◆ What the task requires ◆
Below are some entries. Copy each line that holds the string "kadar".

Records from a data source
◆ ◆ ◆ ◆ ◆
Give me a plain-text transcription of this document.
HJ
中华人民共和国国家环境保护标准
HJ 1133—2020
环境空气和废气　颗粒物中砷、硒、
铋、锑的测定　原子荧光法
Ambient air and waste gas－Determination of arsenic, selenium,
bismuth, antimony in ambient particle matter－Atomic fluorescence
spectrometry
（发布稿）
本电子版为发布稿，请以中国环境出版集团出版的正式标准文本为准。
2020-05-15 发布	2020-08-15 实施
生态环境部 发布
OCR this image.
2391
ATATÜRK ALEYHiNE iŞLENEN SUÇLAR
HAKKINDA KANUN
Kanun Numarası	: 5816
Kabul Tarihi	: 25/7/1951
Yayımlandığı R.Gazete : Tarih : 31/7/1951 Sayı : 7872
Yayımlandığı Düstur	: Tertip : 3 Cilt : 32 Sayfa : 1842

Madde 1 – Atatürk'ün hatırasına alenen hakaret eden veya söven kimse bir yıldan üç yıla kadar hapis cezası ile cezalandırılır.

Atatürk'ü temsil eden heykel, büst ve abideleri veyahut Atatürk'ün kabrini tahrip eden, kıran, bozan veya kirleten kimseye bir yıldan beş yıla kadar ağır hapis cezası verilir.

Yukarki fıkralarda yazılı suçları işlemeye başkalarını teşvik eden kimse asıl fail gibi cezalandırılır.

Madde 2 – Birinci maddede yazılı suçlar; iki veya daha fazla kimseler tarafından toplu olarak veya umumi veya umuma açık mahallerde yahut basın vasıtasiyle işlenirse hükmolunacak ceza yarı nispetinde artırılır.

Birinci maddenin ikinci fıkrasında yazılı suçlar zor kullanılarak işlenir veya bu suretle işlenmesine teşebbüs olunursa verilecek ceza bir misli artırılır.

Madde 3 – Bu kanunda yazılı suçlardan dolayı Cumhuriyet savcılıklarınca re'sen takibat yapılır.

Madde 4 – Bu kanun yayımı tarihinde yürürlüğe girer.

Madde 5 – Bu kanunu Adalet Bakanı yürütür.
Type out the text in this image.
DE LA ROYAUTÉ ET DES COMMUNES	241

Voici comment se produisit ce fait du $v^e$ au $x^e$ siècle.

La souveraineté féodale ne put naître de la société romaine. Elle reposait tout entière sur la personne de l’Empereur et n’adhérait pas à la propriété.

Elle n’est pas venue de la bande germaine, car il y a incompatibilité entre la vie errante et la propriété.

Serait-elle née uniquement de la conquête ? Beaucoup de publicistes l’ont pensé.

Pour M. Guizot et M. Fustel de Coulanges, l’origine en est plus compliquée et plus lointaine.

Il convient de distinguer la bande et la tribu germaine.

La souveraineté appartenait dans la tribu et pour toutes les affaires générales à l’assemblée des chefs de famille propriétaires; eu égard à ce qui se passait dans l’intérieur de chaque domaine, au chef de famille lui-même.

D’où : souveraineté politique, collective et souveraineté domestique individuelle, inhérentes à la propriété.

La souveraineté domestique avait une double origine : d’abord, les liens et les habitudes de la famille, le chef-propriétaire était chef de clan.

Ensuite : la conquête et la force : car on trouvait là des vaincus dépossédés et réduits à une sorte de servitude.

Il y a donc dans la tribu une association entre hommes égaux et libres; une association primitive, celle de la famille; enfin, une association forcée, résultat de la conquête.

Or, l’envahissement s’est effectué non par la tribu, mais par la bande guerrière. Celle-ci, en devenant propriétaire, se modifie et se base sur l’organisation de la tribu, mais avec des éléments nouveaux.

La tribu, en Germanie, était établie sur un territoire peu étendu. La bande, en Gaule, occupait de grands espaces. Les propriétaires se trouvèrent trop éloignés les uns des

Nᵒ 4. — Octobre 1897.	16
◆ ◆ ◆ ◆ ◆
◆ Task result ◆
Madde 1 – Atatürk'ün hatırasına alenen hakaret eden veya söven kimse bir yıldan üç yıla kadar hapis cezası ile cezalandırılır.
Atatürk'ü temsil eden heykel, büst ve abideleri veyahut Atatürk'ün kabrini tahrip eden, kıran, bozan veya kirleten kimseye bir yıldan beş yıla kadar ağır hapis cezası verilir.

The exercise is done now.